* [DIRECTION]: State the number of lines that contain "мокрой", with no other text.

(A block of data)
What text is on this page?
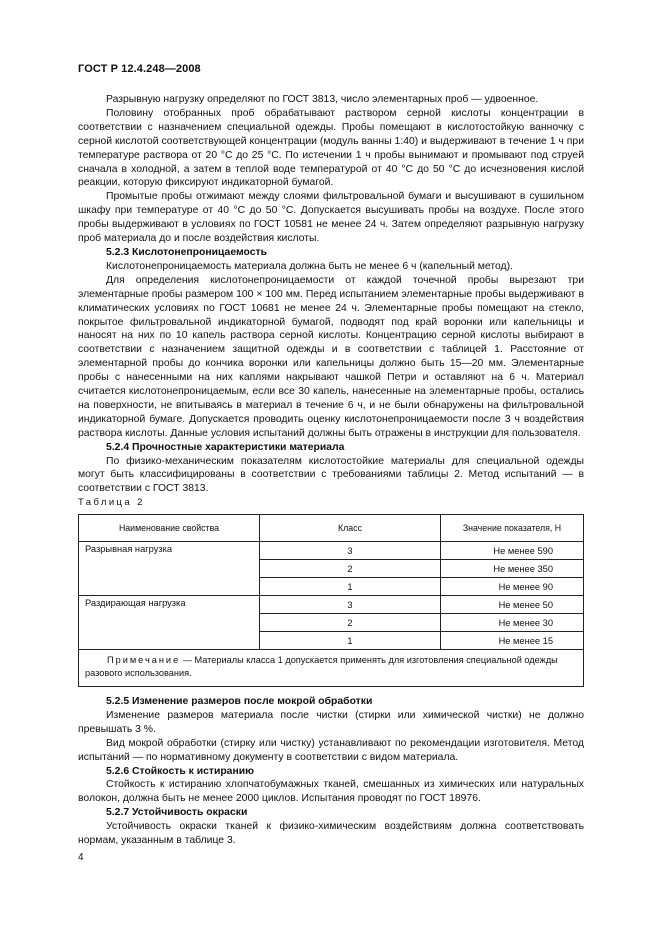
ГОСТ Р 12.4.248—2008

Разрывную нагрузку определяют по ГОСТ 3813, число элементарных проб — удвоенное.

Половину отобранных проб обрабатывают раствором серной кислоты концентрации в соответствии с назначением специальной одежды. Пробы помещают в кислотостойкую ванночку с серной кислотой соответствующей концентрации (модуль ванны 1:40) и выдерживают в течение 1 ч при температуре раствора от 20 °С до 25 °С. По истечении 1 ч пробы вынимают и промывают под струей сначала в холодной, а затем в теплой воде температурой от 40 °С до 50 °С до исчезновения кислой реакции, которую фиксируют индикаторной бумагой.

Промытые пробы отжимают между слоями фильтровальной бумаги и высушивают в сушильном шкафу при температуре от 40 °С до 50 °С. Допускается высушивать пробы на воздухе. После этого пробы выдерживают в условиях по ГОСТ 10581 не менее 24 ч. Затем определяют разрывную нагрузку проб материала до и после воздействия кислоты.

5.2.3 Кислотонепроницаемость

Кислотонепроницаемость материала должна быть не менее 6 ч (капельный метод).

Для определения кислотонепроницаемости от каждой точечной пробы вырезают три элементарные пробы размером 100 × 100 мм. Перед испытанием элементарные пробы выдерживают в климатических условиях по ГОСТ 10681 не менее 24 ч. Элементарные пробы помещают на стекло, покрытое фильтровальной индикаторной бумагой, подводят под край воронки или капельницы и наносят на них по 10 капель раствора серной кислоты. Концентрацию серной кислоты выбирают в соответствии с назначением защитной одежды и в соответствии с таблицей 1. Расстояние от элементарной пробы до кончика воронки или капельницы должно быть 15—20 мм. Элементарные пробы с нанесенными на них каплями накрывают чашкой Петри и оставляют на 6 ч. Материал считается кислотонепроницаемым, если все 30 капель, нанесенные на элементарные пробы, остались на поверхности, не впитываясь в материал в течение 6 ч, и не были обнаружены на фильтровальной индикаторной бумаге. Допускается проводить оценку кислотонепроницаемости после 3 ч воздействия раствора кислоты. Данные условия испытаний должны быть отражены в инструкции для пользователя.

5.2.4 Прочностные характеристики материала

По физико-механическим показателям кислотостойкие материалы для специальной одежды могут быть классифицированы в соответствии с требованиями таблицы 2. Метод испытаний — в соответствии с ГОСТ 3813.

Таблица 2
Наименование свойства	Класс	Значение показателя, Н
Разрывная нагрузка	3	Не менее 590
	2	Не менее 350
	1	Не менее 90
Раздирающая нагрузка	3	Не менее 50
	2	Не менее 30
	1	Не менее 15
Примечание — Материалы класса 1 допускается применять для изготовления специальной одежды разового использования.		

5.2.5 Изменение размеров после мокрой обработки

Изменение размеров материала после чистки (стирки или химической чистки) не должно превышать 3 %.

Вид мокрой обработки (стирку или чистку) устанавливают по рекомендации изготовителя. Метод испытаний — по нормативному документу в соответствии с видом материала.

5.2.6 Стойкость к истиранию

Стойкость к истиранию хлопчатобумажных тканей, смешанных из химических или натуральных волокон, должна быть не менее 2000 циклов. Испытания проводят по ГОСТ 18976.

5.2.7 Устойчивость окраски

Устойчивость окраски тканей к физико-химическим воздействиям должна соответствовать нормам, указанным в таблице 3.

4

---

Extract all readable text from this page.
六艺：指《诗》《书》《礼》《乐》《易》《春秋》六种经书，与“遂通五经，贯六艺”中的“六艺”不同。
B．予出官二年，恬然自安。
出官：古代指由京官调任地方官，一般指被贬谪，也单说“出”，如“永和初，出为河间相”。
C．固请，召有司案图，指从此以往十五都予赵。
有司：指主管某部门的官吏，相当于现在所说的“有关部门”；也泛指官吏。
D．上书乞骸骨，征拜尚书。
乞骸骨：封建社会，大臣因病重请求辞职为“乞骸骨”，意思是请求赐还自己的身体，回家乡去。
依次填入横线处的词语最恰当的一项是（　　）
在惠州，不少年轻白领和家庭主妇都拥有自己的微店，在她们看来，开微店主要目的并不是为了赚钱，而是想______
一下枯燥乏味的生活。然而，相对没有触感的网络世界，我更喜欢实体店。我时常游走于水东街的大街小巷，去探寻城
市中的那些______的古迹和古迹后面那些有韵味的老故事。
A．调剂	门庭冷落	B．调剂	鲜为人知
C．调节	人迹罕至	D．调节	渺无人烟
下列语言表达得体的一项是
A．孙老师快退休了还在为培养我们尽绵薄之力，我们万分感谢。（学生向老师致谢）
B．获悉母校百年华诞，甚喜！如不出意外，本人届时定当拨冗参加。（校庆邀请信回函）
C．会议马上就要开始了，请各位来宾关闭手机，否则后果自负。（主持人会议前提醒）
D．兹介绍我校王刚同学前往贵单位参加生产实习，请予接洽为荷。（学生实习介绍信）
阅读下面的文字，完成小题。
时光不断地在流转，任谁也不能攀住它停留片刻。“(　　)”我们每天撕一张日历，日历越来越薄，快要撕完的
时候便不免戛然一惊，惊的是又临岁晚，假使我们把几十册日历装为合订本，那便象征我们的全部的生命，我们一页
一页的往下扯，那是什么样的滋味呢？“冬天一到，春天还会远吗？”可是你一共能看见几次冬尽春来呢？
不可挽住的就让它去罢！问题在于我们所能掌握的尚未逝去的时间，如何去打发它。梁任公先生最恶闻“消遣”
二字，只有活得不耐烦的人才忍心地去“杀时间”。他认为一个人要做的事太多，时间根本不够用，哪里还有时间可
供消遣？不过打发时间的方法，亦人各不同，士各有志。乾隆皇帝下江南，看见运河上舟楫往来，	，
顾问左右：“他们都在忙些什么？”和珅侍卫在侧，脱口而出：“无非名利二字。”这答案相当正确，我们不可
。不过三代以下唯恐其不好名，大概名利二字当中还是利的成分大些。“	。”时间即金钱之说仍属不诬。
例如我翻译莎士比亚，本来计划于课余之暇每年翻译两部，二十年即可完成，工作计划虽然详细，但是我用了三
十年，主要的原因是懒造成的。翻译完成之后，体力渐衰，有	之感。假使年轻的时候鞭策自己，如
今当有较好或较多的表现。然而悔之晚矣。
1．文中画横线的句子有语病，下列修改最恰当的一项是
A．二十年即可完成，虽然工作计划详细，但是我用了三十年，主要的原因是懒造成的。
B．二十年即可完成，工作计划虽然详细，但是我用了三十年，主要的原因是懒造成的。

* [RESPONSE BELOW]: 2